### [Problem details]
Tally the lines containing the word "name" and give the total alone.

Records from a collection of figures
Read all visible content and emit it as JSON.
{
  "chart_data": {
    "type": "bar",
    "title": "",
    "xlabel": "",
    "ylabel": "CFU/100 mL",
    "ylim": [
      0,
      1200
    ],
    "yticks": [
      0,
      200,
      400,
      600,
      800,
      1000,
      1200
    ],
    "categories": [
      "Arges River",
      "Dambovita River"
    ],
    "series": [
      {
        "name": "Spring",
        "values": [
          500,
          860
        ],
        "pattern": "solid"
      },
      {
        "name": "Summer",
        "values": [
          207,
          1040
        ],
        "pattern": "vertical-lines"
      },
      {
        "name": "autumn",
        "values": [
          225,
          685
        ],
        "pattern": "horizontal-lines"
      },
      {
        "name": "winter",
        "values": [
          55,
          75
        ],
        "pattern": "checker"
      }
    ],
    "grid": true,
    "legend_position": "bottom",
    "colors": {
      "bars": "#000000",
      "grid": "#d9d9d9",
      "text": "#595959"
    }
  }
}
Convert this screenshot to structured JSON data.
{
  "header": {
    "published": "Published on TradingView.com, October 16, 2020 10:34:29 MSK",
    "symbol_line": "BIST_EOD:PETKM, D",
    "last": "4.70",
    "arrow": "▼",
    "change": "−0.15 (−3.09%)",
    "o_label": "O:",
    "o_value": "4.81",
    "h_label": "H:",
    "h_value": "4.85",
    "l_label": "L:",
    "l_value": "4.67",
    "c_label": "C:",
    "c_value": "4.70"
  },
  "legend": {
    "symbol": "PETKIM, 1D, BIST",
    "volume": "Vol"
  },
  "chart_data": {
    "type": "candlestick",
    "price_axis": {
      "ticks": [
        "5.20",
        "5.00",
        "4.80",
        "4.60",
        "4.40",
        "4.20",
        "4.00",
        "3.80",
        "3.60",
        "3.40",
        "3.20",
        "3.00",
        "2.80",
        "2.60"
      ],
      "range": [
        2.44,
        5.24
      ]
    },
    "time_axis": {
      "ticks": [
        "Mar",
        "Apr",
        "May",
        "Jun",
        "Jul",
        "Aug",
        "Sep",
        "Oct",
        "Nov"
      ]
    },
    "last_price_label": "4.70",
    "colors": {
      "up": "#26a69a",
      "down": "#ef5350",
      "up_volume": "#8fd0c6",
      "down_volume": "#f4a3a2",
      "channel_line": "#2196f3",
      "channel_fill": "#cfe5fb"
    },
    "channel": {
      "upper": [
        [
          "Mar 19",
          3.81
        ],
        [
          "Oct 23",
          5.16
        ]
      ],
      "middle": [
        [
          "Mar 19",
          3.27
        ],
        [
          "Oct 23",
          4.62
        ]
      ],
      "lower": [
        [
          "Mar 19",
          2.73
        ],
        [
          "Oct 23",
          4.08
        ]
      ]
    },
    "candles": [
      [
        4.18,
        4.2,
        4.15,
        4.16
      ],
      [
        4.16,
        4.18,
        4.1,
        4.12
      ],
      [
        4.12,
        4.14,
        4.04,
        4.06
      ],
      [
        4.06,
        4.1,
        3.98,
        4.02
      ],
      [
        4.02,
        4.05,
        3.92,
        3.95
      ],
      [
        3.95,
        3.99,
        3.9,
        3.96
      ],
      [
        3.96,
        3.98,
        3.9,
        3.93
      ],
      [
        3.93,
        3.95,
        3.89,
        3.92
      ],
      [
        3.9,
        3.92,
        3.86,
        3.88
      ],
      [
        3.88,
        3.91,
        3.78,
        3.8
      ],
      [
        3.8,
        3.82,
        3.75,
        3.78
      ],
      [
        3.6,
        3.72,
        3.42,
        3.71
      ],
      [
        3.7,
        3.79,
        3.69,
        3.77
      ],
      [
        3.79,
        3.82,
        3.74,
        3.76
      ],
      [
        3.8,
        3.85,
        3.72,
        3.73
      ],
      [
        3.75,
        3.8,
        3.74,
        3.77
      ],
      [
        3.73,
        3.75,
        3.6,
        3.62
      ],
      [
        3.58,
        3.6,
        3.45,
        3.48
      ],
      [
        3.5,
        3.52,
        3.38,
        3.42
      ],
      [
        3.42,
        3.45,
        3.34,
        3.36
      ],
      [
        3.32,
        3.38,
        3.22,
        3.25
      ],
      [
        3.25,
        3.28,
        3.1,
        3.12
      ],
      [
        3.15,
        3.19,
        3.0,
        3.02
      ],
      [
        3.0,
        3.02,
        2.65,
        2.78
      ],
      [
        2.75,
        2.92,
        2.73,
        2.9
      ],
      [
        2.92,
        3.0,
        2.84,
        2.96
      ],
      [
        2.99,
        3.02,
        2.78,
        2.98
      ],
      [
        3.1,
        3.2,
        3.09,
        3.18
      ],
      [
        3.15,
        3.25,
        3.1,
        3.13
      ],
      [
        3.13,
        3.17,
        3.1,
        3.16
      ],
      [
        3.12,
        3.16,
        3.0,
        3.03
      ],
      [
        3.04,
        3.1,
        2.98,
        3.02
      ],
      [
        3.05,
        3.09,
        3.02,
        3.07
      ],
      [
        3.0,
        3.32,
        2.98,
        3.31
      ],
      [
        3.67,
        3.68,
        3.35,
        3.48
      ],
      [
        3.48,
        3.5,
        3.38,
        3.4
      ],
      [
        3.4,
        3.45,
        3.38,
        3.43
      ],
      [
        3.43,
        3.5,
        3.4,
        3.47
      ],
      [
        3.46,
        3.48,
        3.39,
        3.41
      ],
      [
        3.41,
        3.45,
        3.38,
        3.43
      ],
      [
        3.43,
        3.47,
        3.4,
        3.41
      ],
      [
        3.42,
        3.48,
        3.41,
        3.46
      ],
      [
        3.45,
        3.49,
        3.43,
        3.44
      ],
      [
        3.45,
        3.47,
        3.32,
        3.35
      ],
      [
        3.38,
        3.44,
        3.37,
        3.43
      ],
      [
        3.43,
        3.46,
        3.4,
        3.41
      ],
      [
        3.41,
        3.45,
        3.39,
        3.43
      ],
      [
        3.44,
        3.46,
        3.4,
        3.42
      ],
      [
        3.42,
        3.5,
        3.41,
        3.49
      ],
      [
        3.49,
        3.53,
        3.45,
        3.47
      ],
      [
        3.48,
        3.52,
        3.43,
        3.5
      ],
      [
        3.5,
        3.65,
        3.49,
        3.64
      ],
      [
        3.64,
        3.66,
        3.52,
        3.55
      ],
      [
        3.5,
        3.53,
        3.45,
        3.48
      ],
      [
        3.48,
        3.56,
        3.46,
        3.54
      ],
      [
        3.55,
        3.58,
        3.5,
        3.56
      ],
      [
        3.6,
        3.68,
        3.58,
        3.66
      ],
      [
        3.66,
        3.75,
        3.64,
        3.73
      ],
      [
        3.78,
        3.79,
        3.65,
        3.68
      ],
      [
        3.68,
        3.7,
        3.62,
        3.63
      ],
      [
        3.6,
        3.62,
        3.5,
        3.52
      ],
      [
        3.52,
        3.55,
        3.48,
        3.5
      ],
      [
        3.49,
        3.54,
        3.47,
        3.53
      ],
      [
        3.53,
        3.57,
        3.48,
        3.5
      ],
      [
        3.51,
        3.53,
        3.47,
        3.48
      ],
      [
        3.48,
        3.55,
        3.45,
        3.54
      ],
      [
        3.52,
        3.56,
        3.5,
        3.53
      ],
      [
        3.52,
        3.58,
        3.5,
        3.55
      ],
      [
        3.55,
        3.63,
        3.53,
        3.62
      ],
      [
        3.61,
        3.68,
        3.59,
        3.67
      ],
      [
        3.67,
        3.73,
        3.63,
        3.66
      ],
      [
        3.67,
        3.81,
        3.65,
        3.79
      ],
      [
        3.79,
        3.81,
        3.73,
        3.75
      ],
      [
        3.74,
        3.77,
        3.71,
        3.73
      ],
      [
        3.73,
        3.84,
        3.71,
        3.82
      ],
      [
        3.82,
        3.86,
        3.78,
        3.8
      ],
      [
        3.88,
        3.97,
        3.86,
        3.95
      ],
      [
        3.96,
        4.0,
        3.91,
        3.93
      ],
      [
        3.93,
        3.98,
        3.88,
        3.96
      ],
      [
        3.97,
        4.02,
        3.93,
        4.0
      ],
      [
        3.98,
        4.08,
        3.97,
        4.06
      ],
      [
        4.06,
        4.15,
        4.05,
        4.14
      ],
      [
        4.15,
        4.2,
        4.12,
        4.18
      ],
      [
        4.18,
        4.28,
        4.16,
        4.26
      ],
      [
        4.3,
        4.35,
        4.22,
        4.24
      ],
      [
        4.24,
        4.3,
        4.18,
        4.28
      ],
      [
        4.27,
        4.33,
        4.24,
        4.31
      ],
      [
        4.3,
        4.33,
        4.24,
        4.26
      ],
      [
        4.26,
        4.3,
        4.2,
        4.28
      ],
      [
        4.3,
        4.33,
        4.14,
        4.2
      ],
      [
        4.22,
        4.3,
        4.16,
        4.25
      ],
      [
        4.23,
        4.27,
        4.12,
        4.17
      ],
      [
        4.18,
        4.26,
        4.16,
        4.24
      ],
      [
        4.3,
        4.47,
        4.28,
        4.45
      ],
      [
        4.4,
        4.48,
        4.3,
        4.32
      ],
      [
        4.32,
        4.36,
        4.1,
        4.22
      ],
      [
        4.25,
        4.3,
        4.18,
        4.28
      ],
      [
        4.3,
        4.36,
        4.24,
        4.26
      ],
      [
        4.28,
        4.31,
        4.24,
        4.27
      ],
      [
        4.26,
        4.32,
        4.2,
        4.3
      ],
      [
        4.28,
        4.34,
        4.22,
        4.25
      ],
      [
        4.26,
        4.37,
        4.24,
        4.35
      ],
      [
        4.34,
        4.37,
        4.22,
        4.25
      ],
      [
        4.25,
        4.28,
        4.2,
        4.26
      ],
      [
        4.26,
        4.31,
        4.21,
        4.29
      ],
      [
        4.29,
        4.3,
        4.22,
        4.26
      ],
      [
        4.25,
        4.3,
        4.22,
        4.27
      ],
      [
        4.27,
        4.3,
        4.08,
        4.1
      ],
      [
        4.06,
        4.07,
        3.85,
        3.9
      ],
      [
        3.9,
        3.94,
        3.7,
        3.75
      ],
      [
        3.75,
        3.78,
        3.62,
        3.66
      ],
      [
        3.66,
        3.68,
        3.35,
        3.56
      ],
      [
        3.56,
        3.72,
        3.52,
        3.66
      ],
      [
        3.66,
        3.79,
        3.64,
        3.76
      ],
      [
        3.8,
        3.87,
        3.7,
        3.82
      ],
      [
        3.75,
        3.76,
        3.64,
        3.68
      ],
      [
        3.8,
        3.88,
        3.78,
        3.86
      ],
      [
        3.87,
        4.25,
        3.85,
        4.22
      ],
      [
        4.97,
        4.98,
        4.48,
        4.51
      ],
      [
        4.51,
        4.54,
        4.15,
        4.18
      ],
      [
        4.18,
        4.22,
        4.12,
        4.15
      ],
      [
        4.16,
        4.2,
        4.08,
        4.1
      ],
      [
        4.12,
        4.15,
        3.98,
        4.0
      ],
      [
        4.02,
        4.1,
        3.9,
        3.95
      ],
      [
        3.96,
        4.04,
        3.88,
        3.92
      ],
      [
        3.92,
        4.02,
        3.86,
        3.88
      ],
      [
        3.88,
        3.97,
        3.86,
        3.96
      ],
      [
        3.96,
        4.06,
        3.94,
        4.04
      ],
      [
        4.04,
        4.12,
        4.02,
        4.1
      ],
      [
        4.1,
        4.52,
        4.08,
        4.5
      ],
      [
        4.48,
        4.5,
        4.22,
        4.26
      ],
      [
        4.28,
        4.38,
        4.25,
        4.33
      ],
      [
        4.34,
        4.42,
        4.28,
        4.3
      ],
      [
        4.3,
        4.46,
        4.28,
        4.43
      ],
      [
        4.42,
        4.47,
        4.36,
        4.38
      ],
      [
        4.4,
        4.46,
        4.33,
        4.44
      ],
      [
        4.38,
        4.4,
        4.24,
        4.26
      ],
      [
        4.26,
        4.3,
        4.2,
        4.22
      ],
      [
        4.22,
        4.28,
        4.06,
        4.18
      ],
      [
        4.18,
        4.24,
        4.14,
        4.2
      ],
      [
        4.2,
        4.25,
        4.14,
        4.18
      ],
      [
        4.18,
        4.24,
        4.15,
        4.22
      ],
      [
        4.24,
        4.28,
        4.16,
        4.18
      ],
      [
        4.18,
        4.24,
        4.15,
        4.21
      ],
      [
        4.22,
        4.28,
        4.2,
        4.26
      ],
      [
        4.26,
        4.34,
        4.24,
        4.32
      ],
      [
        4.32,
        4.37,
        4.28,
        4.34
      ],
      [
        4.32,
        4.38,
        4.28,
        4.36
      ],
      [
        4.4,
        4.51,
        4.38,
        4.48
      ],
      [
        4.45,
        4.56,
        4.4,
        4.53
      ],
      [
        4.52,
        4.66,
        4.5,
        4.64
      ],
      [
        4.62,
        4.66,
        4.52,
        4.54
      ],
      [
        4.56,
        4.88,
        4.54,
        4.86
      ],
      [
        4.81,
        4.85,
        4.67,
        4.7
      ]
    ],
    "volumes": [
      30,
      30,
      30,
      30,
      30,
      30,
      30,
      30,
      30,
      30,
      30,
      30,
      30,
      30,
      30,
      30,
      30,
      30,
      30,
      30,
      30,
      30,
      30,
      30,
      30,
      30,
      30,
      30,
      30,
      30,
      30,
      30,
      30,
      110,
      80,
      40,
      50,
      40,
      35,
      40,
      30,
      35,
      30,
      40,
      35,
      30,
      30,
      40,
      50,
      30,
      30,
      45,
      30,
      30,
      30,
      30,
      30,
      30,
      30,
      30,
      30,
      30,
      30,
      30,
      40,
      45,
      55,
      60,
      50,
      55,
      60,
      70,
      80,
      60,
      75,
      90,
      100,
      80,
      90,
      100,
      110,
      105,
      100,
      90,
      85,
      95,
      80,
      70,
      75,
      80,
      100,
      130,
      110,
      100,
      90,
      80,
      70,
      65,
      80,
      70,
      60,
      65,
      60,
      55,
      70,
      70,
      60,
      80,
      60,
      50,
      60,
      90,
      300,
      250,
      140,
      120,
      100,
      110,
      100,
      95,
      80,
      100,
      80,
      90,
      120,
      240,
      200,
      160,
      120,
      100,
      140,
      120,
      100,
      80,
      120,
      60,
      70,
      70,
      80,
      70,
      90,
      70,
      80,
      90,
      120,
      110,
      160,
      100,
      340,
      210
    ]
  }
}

### [Response to this task]
4